**Written request**
Go through the entries below, tally each line with the string "ponte", and give the final number by itself.

Data listing:
-- START --
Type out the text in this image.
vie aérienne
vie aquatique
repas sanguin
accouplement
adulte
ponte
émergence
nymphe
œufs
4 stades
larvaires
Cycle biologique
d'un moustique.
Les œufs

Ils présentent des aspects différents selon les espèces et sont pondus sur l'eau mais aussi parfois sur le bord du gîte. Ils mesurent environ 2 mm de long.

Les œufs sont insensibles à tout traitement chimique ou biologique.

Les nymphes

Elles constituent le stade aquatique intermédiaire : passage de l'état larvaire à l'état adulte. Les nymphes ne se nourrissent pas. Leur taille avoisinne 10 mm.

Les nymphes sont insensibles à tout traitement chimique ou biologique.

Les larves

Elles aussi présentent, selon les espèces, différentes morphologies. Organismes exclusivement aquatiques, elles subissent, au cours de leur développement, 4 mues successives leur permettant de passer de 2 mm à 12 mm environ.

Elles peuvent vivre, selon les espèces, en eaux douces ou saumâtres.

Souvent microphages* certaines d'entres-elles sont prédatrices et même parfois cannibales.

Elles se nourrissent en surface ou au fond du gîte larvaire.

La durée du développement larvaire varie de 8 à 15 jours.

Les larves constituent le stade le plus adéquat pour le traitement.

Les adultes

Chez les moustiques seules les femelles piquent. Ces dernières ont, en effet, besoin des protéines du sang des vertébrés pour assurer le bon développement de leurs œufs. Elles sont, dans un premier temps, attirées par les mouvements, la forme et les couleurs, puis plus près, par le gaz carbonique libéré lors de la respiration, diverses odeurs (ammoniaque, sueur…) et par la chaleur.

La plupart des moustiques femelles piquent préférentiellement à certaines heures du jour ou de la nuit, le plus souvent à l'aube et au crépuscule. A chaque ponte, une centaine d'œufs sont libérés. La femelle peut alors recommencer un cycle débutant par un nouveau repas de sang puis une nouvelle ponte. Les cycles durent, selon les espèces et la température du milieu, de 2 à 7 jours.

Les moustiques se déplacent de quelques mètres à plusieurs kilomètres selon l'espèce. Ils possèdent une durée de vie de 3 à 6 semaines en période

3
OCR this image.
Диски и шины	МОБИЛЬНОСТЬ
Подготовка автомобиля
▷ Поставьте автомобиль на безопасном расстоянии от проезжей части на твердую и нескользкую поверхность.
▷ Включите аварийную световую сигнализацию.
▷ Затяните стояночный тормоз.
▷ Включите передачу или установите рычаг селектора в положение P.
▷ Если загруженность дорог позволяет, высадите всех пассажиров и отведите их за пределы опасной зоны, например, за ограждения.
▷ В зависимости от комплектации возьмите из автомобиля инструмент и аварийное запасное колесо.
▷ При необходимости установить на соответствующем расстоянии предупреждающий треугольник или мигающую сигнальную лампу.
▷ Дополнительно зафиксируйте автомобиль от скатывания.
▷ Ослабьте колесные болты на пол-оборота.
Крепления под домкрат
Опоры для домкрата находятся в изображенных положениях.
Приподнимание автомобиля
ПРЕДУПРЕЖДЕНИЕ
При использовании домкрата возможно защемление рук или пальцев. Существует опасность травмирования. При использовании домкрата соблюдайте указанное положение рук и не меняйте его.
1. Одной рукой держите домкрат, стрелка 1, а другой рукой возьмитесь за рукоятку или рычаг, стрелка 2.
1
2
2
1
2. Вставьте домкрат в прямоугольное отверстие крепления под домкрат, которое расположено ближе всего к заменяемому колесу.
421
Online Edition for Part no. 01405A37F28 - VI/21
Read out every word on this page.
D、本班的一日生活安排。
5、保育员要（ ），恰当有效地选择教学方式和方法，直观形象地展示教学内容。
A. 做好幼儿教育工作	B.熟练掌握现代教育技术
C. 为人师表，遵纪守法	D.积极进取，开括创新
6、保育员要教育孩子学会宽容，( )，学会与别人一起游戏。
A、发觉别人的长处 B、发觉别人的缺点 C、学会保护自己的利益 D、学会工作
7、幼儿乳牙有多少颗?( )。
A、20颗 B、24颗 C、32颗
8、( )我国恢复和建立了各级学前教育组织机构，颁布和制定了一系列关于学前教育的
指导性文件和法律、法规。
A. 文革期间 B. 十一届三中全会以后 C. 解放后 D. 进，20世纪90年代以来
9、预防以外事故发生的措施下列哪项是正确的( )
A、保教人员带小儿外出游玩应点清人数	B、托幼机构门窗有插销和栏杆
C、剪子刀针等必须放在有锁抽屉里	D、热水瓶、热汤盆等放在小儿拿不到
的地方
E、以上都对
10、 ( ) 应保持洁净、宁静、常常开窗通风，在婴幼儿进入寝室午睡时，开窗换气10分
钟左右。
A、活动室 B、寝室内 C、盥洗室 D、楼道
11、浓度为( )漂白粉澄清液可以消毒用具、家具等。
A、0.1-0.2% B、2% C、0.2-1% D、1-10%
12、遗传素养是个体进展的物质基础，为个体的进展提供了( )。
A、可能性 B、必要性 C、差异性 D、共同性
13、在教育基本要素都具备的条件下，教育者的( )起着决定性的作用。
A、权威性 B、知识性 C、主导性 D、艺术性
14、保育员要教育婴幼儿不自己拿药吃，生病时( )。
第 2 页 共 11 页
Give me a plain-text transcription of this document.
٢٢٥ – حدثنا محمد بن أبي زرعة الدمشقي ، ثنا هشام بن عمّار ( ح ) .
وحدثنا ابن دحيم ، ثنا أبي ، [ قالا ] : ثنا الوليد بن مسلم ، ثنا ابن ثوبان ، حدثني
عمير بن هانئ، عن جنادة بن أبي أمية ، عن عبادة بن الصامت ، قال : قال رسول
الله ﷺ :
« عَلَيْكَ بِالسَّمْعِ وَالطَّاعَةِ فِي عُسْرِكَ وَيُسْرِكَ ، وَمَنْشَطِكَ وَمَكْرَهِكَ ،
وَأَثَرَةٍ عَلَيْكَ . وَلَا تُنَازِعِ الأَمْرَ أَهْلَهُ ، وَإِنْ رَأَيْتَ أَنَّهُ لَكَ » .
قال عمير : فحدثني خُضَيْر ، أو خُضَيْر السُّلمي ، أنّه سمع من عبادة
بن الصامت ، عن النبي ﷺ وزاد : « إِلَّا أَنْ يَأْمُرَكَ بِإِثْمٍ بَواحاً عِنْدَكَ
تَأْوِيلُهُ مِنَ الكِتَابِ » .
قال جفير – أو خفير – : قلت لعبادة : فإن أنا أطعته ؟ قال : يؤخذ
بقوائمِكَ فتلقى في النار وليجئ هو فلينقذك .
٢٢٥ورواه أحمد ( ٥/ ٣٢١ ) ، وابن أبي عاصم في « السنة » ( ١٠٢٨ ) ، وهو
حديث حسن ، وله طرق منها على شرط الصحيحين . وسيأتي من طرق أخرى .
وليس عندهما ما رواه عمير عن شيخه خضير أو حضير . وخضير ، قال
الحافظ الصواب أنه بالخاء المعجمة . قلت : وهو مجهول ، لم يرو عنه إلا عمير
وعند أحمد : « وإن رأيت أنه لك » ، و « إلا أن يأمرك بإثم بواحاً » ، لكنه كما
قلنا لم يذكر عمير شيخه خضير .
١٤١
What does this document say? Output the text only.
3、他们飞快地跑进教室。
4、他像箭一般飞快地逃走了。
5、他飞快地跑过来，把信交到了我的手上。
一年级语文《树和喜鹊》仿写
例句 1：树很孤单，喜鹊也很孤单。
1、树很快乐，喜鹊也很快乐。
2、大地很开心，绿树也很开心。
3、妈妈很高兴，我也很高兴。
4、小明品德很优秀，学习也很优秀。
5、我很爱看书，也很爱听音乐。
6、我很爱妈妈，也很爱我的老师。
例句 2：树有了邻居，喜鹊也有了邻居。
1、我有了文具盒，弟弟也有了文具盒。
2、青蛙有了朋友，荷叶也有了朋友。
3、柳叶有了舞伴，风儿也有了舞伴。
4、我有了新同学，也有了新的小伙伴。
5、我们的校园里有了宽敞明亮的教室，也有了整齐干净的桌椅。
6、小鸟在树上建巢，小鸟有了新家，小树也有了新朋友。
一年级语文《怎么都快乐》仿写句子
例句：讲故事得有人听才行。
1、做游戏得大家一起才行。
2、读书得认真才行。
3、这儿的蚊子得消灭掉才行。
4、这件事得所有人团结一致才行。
-- END --
**Exercise solution**
2